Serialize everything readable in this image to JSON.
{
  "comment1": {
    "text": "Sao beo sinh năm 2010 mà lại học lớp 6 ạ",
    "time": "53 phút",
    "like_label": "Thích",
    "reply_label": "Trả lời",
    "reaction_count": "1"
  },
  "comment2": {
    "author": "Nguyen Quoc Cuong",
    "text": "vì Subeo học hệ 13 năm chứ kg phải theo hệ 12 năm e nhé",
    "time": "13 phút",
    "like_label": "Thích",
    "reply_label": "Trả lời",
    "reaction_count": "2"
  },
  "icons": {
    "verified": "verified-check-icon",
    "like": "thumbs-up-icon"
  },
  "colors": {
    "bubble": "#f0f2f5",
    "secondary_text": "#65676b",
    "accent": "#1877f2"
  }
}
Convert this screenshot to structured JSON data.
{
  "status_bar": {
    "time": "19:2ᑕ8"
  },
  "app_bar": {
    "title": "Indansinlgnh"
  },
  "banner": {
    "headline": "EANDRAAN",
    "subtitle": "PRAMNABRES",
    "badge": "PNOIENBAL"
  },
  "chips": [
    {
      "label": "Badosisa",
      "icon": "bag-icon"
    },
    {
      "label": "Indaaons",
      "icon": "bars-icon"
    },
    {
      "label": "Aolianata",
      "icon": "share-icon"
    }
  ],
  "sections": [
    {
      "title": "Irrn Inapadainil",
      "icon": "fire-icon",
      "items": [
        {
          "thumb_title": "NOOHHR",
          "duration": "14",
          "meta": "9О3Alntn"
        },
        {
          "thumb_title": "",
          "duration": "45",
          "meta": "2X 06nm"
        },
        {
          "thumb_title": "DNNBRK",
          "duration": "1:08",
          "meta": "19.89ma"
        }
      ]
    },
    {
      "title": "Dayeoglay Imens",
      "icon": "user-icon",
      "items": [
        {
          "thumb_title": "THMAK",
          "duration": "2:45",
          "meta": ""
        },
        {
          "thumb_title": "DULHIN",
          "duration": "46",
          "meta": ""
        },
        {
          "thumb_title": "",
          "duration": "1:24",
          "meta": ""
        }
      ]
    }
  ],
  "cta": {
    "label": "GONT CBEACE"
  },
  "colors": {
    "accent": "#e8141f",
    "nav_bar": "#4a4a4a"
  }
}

◇ ◇ ◇ ◇

Extract all the entries word for word.

Written response:
Serialize everything readable in this image to JSON.
{
  "comment1": {
    "text": "Sao beo sinh năm 2010 mà lại học lớp 6 ạ",
    "time": "53 phút",
    "like_label": "Thích",
    "reply_label": "Trả lời",
    "reaction_count": "1"
  },
  "comment2": {
    "author": "Nguyen Quoc Cuong",
    "text": "vì Subeo học hệ 13 năm chứ kg phải theo hệ 12 năm e nhé",
    "time": "13 phút",
    "like_label": "Thích",
    "reply_label": "Trả lời",
    "reaction_count": "2"
  },
  "icons": {
    "verified": "verified-check-icon",
    "like": "thumbs-up-icon"
  },
  "colors": {
    "bubble": "#f0f2f5",
    "secondary_text": "#65676b",
    "accent": "#1877f2"
  }
}
Convert this screenshot to structured JSON data.
{
  "status_bar": {
    "time": "19:2ᑕ8"
  },
  "app_bar": {
    "title": "Indansinlgnh"
  },
  "banner": {
    "headline": "EANDRAAN",
    "subtitle": "PRAMNABRES",
    "badge": "PNOIENBAL"
  },
  "chips": [
    {
      "label": "Badosisa",
      "icon": "bag-icon"
    },
    {
      "label": "Indaaons",
      "icon": "bars-icon"
    },
    {
      "label": "Aolianata",
      "icon": "share-icon"
    }
  ],
  "sections": [
    {
      "title": "Irrn Inapadainil",
      "icon": "fire-icon",
      "items": [
        {
          "thumb_title": "NOOHHR",
          "duration": "14",
          "meta": "9О3Alntn"
        },
        {
          "thumb_title": "",
          "duration": "45",
          "meta": "2X 06nm"
        },
        {
          "thumb_title": "DNNBRK",
          "duration": "1:08",
          "meta": "19.89ma"
        }
      ]
    },
    {
      "title": "Dayeoglay Imens",
      "icon": "user-icon",
      "items": [
        {
          "thumb_title": "THMAK",
          "duration": "2:45",
          "meta": ""
        },
        {
          "thumb_title": "DULHIN",
          "duration": "46",
          "meta": ""
        },
        {
          "thumb_title": "",
          "duration": "1:24",
          "meta": ""
        }
      ]
    }
  ],
  "cta": {
    "label": "GONT CBEACE"
  },
  "colors": {
    "accent": "#e8141f",
    "nav_bar": "#4a4a4a"
  }
}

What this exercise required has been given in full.